GIVEN TASK
Find the string "testicular" in the data, then copy every line where it is found.

Items from a dataset:
+---+
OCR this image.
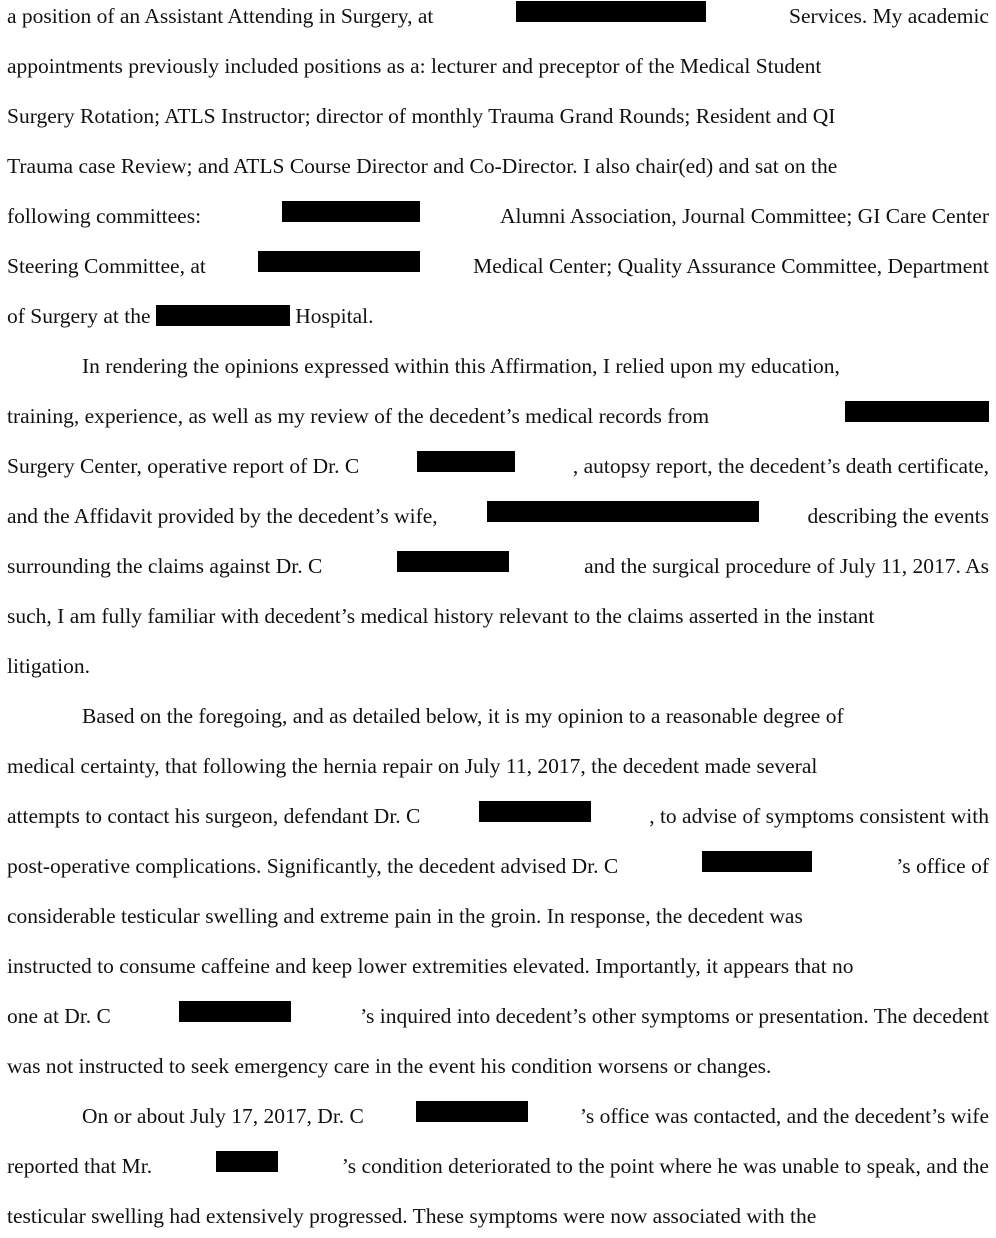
a position of an Assistant Attending in Surgery, at	Services. My academic
appointments previously included positions as a: lecturer and preceptor of the Medical Student
Surgery Rotation; ATLS Instructor; director of monthly Trauma Grand Rounds; Resident and QI
Trauma case Review; and ATLS Course Director and Co-Director. I also chair(ed) and sat on the
following committees:	Alumni Association, Journal Committee; GI Care Center
Steering Committee, at	Medical Center; Quality Assurance Committee, Department
of Surgery at the	Hospital.
In rendering the opinions expressed within this Affirmation, I relied upon my education,
training, experience, as well as my review of the decedent’s medical records from
Surgery Center, operative report of Dr. C	, autopsy report, the decedent’s death certificate,
and the Affidavit provided by the decedent’s wife,	describing the events
surrounding the claims against Dr. C	and the surgical procedure of July 11, 2017. As
such, I am fully familiar with decedent’s medical history relevant to the claims asserted in the instant
litigation.
Based on the foregoing, and as detailed below, it is my opinion to a reasonable degree of
medical certainty, that following the hernia repair on July 11, 2017, the decedent made several
attempts to contact his surgeon, defendant Dr. C	, to advise of symptoms consistent with
post-operative complications. Significantly, the decedent advised Dr. C	’s office of
considerable testicular swelling and extreme pain in the groin. In response, the decedent was
instructed to consume caffeine and keep lower extremities elevated. Importantly, it appears that no
one at Dr. C	’s inquired into decedent’s other symptoms or presentation. The decedent
was not instructed to seek emergency care in the event his condition worsens or changes.
On or about July 17, 2017, Dr. C	’s office was contacted, and the decedent’s wife
reported that Mr.	’s condition deteriorated to the point where he was unable to speak, and the
testicular swelling had extensively progressed. These symptoms were now associated with the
+---+
EXERCISE RESULT
considerable testicular swelling and extreme pain in the groin. In response, the decedent was
testicular swelling had extensively progressed. These symptoms were now associated with the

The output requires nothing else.